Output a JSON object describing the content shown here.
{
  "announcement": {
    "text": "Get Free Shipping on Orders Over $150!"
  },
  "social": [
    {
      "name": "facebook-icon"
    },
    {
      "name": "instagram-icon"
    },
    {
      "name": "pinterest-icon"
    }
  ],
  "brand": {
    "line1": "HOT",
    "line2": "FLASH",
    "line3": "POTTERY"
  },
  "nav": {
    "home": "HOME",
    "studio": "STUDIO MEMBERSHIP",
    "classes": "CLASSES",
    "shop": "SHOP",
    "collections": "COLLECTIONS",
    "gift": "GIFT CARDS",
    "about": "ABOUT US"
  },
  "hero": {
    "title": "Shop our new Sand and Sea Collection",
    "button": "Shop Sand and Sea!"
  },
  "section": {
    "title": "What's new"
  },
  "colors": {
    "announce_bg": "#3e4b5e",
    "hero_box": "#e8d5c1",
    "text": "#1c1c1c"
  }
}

--

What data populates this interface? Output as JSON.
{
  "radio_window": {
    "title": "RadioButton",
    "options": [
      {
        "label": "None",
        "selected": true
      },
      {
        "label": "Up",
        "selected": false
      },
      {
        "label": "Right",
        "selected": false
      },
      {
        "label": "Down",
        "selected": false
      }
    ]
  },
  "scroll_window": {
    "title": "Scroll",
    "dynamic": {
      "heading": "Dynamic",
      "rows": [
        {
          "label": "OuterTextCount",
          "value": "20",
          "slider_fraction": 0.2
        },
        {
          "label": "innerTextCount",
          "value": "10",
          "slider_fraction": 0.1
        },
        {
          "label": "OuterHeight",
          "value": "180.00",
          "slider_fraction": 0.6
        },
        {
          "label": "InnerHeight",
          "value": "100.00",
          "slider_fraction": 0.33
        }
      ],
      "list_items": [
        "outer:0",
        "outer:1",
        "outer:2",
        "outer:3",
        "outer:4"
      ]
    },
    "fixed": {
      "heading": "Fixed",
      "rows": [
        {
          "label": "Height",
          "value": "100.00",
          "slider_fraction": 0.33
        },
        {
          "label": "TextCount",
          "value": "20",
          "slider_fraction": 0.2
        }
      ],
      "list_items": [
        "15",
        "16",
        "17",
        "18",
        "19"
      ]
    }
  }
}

Aim of the task
Copy each line containing the word "Output" from the data.

Response for this exercise
Output a JSON object describing the content shown here.
What data populates this interface? Output as JSON.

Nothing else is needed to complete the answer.